**Goal:** Using the data beneath, show every line that includes the word "вводимая".

**Records:**
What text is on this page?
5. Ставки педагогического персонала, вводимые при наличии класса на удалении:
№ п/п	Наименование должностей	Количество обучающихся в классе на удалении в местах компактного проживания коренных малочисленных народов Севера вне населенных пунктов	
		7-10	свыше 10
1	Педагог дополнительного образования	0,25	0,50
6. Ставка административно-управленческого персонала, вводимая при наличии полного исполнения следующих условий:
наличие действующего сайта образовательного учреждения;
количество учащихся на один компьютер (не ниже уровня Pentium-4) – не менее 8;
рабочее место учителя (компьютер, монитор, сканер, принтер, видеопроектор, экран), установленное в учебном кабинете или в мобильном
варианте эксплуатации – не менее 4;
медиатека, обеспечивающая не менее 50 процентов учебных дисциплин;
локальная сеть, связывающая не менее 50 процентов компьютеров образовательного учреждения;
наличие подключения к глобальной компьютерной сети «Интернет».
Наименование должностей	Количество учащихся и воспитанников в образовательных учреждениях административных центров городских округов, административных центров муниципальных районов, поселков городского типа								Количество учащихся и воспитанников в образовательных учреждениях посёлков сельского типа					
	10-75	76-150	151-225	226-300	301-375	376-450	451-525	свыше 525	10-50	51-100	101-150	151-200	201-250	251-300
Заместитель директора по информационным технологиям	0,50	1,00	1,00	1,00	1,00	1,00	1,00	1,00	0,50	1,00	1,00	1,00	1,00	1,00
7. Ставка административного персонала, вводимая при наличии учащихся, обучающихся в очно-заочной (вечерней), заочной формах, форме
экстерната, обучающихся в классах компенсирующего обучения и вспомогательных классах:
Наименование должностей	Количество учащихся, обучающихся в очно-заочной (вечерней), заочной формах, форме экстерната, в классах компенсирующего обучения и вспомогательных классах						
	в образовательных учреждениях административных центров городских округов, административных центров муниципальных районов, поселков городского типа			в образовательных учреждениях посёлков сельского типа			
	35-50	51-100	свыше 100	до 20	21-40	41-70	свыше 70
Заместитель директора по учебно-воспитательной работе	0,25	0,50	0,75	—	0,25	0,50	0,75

**Reply:**
6. Ставка административно-управленческого персонала, вводимая при наличии полного исполнения следующих условий:
7. Ставка административного персонала, вводимая при наличии учащихся, обучающихся в очно-заочной (вечерней), заочной формах, форме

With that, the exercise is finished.